§ **JOB**: Reproduce all records exactly.

§ **DATA FOR THE TASK**:
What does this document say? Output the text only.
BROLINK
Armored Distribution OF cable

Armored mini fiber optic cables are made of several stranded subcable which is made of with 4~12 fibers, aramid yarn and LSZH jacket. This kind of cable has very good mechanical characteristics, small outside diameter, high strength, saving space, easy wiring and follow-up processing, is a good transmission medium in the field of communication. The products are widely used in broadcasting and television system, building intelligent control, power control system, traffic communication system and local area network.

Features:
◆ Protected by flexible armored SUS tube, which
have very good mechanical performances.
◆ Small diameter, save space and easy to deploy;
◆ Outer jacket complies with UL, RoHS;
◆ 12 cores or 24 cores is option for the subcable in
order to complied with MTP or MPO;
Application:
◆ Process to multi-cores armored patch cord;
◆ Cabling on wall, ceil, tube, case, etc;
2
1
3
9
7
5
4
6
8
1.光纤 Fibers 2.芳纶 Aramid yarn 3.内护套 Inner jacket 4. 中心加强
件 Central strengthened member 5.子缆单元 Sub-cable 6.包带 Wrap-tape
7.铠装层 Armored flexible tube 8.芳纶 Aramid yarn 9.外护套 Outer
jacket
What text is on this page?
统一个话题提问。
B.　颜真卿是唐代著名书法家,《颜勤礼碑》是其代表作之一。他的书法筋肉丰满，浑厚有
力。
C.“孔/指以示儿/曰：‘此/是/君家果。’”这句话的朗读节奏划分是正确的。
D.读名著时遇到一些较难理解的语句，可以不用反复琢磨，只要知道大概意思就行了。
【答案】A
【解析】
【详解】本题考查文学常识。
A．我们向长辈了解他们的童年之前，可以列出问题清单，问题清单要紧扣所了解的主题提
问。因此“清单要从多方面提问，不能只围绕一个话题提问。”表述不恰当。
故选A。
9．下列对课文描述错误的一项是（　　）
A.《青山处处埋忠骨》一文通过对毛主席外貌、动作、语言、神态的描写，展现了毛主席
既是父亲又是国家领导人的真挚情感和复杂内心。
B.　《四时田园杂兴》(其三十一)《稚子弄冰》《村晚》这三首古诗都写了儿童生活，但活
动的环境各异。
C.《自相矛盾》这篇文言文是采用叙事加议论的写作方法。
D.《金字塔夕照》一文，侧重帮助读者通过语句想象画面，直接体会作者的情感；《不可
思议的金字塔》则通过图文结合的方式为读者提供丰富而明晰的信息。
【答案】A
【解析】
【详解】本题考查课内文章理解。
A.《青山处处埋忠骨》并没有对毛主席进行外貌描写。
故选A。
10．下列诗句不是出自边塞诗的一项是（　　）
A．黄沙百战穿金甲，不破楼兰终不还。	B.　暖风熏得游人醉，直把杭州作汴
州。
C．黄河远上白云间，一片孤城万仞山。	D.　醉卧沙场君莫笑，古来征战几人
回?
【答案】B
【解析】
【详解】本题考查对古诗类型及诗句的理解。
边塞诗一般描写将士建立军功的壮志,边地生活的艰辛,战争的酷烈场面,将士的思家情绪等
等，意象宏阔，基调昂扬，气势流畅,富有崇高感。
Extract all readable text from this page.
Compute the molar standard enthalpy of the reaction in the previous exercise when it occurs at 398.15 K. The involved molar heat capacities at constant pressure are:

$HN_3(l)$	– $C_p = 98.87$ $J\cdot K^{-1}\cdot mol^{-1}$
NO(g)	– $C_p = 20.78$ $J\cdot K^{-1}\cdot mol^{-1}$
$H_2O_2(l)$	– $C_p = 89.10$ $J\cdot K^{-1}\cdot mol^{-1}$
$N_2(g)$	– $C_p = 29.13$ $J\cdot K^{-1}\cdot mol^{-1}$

§ **SOLUTION TO THE PROBLEM**:
What does this document say? Output the text only.
BROLINK
Armored Distribution OF cable

Armored mini fiber optic cables are made of several stranded subcable which is made of with 4~12 fibers, aramid yarn and LSZH jacket. This kind of cable has very good mechanical characteristics, small outside diameter, high strength, saving space, easy wiring and follow-up processing, is a good transmission medium in the field of communication. The products are widely used in broadcasting and television system, building intelligent control, power control system, traffic communication system and local area network.

Features:
◆ Protected by flexible armored SUS tube, which
have very good mechanical performances.
◆ Small diameter, save space and easy to deploy;
◆ Outer jacket complies with UL, RoHS;
◆ 12 cores or 24 cores is option for the subcable in
order to complied with MTP or MPO;
Application:
◆ Process to multi-cores armored patch cord;
◆ Cabling on wall, ceil, tube, case, etc;
2
1
3
9
7
5
4
6
8
1.光纤 Fibers 2.芳纶 Aramid yarn 3.内护套 Inner jacket 4. 中心加强
件 Central strengthened member 5.子缆单元 Sub-cable 6.包带 Wrap-tape
7.铠装层 Armored flexible tube 8.芳纶 Aramid yarn 9.外护套 Outer
jacket
What text is on this page?
统一个话题提问。
B.　颜真卿是唐代著名书法家,《颜勤礼碑》是其代表作之一。他的书法筋肉丰满，浑厚有
力。
C.“孔/指以示儿/曰：‘此/是/君家果。’”这句话的朗读节奏划分是正确的。
D.读名著时遇到一些较难理解的语句，可以不用反复琢磨，只要知道大概意思就行了。
【答案】A
【解析】
【详解】本题考查文学常识。
A．我们向长辈了解他们的童年之前，可以列出问题清单，问题清单要紧扣所了解的主题提
问。因此“清单要从多方面提问，不能只围绕一个话题提问。”表述不恰当。
故选A。
9．下列对课文描述错误的一项是（　　）
A.《青山处处埋忠骨》一文通过对毛主席外貌、动作、语言、神态的描写，展现了毛主席
既是父亲又是国家领导人的真挚情感和复杂内心。
B.　《四时田园杂兴》(其三十一)《稚子弄冰》《村晚》这三首古诗都写了儿童生活，但活
动的环境各异。
C.《自相矛盾》这篇文言文是采用叙事加议论的写作方法。
D.《金字塔夕照》一文，侧重帮助读者通过语句想象画面，直接体会作者的情感；《不可
思议的金字塔》则通过图文结合的方式为读者提供丰富而明晰的信息。
【答案】A
【解析】
【详解】本题考查课内文章理解。
A.《青山处处埋忠骨》并没有对毛主席进行外貌描写。
故选A。
10．下列诗句不是出自边塞诗的一项是（　　）
A．黄沙百战穿金甲，不破楼兰终不还。	B.　暖风熏得游人醉，直把杭州作汴
州。
C．黄河远上白云间，一片孤城万仞山。	D.　醉卧沙场君莫笑，古来征战几人
回?
【答案】B
【解析】
【详解】本题考查对古诗类型及诗句的理解。
边塞诗一般描写将士建立军功的壮志,边地生活的艰辛,战争的酷烈场面,将士的思家情绪等
等，意象宏阔，基调昂扬，气势流畅,富有崇高感。
Extract all readable text from this page.
Compute the molar standard enthalpy of the reaction in the previous exercise when it occurs at 398.15 K. The involved molar heat capacities at constant pressure are:

$HN_3(l)$	– $C_p = 98.87$ $J\cdot K^{-1}\cdot mol^{-1}$
NO(g)	– $C_p = 20.78$ $J\cdot K^{-1}\cdot mol^{-1}$
$H_2O_2(l)$	– $C_p = 89.10$ $J\cdot K^{-1}\cdot mol^{-1}$
$N_2(g)$	– $C_p = 29.13$ $J\cdot K^{-1}\cdot mol^{-1}$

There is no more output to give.